__Records provided__.
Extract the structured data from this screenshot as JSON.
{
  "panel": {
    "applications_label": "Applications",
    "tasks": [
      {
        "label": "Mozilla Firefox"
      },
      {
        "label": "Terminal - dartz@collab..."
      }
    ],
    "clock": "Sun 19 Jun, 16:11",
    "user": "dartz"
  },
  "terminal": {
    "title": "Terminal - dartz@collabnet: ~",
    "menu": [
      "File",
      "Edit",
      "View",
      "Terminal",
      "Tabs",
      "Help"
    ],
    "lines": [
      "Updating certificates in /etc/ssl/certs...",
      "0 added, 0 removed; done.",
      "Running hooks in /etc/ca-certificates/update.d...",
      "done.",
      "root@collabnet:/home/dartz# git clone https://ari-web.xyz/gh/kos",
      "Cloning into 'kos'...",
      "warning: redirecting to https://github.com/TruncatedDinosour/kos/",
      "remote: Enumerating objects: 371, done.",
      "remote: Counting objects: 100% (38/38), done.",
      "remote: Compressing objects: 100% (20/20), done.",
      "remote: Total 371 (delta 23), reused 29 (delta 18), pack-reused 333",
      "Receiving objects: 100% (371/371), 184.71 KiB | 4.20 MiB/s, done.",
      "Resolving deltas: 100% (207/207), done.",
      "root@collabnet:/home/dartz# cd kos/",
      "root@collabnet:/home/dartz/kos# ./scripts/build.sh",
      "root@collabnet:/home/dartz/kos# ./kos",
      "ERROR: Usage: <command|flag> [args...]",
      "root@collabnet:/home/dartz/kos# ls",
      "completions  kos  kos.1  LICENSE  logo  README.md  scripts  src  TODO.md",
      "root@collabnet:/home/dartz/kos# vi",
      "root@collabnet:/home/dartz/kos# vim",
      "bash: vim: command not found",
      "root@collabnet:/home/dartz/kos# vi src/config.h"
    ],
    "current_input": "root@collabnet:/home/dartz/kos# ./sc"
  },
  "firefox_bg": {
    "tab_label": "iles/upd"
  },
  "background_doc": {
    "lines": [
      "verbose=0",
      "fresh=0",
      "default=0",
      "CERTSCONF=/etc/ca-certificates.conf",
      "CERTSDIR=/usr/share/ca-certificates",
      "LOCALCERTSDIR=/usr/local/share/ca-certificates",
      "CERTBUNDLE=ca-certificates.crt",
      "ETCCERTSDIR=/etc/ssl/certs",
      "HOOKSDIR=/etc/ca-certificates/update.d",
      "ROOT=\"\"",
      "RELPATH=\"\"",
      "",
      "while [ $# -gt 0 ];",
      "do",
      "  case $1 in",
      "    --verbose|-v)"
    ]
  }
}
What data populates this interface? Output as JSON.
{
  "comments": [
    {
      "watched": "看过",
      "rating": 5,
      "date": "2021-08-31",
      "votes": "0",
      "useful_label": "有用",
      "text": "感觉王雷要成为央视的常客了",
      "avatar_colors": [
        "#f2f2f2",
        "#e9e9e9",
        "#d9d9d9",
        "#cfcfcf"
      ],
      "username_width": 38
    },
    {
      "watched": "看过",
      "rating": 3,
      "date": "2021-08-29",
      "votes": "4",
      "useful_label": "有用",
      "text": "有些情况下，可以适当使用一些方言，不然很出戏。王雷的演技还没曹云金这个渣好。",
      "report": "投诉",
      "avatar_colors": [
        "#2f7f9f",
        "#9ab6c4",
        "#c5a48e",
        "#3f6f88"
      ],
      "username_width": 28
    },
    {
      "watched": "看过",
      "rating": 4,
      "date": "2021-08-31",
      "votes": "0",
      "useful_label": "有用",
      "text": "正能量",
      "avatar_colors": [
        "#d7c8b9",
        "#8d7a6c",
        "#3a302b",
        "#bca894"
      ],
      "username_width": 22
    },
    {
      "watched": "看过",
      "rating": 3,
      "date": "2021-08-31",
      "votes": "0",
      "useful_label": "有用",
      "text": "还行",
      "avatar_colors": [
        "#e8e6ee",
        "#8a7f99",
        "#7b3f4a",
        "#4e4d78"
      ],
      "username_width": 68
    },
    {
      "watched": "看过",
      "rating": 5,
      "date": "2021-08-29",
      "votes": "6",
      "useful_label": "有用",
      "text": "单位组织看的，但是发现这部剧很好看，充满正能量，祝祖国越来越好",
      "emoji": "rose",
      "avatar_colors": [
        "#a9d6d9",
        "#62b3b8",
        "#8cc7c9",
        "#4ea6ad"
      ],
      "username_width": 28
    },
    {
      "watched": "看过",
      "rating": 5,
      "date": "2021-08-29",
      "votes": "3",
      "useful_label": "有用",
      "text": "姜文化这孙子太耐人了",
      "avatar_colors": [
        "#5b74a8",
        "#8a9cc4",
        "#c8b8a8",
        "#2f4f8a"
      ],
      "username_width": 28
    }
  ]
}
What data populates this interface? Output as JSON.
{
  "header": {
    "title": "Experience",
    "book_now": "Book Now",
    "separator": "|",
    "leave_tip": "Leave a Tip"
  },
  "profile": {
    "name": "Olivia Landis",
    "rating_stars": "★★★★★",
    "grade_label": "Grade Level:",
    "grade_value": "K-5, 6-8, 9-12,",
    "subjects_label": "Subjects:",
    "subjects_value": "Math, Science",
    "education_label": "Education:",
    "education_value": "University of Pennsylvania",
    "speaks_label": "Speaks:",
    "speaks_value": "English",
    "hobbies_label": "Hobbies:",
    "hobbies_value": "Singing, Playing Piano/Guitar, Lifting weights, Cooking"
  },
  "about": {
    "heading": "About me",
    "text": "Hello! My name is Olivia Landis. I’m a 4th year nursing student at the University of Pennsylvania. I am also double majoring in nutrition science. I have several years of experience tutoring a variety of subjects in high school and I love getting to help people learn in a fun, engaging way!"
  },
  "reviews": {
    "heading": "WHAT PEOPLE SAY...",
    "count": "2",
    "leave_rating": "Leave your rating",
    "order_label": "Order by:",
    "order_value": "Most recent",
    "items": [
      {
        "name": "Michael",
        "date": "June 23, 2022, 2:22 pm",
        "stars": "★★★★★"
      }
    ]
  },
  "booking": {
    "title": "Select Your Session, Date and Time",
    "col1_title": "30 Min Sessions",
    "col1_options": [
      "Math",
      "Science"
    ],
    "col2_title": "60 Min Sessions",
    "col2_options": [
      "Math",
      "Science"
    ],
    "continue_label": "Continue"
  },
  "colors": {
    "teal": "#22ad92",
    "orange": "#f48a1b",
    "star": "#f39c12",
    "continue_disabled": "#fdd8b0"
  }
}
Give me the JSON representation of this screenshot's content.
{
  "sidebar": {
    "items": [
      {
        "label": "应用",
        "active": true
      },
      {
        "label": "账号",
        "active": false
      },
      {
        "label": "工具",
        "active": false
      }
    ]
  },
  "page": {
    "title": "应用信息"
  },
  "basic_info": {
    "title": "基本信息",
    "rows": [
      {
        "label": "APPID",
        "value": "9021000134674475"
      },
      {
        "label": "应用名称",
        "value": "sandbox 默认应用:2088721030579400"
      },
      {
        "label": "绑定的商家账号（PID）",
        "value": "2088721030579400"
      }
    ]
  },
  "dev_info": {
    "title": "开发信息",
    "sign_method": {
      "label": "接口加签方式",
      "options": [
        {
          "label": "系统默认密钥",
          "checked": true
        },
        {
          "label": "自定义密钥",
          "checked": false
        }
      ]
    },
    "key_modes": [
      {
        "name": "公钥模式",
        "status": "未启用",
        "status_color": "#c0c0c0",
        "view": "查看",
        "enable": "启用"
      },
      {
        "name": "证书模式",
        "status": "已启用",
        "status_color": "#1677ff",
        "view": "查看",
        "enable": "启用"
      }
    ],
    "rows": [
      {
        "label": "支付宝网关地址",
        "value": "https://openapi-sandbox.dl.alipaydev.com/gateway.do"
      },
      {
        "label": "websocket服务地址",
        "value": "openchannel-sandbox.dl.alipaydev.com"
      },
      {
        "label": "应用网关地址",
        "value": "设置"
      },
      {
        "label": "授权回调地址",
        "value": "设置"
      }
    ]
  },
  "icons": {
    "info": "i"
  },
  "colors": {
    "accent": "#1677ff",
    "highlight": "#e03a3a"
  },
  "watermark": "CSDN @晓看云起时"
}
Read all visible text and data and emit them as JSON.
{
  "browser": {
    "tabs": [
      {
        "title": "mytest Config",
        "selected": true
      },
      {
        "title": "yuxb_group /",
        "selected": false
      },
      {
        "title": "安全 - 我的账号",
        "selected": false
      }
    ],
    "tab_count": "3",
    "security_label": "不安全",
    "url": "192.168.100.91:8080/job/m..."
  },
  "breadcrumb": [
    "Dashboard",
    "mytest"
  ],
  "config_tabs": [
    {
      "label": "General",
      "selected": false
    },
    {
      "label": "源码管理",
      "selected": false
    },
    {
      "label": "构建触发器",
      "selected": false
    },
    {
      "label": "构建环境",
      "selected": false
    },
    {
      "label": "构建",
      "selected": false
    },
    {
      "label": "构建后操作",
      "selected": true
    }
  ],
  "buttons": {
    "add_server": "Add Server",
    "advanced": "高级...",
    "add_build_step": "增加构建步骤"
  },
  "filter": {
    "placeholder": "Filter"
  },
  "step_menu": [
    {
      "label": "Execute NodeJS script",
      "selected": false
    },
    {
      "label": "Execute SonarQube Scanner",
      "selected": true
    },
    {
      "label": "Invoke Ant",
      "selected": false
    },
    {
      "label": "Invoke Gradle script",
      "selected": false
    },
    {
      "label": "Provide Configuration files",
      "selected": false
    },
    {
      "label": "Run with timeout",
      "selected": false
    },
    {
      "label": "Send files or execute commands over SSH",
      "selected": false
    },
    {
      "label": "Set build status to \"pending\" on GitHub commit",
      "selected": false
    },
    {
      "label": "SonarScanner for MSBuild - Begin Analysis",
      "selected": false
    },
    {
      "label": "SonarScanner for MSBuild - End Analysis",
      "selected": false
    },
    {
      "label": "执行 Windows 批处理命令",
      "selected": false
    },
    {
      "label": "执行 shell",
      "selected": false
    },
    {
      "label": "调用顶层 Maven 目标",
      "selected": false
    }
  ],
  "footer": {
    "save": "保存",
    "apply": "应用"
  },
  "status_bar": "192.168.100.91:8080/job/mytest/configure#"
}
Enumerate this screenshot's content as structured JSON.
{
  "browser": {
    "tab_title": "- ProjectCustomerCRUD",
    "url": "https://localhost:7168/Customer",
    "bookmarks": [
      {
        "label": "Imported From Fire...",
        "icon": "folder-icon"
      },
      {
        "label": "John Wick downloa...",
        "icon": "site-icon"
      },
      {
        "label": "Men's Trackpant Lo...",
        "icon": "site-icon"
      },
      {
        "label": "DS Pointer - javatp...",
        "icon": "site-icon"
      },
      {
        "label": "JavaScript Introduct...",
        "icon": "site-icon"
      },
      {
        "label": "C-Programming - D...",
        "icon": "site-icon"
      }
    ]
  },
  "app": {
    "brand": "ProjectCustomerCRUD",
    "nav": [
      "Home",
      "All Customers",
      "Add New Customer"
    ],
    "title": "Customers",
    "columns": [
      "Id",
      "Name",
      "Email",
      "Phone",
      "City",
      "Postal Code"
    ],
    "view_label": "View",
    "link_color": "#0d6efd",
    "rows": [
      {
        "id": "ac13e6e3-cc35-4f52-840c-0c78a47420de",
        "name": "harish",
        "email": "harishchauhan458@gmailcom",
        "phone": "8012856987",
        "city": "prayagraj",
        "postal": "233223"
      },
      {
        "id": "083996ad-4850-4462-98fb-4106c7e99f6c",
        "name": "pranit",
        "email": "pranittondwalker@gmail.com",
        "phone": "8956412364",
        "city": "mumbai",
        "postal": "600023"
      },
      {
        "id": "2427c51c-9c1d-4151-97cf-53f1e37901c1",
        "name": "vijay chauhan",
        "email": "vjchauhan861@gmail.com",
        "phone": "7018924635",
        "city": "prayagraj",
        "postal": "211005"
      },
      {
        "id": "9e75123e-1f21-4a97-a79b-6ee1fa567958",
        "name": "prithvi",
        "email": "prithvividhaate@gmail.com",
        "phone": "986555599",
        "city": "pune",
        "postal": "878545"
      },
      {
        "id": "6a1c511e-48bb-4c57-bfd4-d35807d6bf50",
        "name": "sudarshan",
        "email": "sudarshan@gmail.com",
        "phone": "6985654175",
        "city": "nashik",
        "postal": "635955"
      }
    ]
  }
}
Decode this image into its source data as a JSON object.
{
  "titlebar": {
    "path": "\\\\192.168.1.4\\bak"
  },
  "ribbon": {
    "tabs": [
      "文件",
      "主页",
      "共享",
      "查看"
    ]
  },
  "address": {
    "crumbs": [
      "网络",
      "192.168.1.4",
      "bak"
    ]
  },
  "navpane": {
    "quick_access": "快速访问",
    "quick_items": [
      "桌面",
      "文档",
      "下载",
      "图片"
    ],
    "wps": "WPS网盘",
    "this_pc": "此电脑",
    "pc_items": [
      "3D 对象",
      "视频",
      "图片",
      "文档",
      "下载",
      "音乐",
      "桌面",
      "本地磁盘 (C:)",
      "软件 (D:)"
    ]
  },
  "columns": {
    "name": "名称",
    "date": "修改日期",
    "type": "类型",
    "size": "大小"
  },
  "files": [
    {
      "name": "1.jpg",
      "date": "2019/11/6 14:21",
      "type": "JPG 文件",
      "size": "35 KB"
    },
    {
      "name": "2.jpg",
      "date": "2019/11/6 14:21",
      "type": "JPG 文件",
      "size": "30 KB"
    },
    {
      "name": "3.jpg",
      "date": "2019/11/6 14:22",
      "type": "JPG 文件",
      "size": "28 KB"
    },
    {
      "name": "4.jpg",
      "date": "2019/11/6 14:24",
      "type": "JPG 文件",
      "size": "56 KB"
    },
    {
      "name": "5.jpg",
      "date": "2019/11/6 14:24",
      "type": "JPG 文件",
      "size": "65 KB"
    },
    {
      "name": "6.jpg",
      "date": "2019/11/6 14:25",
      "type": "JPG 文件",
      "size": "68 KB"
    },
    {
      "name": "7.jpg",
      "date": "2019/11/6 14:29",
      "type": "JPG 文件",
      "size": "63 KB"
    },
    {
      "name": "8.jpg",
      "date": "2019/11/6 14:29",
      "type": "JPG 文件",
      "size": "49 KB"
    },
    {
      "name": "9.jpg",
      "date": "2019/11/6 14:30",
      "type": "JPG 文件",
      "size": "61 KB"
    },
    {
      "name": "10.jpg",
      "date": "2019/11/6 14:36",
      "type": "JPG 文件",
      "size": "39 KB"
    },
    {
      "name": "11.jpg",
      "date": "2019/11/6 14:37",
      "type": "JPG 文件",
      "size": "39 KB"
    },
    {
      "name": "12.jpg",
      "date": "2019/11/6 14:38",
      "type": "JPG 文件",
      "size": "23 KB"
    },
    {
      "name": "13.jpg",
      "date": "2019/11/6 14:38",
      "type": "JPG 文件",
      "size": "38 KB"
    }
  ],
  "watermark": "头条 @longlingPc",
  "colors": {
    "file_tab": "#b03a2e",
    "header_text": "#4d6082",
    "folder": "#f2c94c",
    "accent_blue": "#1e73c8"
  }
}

__Prompt__. Which lines above contain the word "Leave"? Copy each of them.

__Response__.
    "leave_tip": "Leave a Tip"
    "leave_rating": "Leave your rating",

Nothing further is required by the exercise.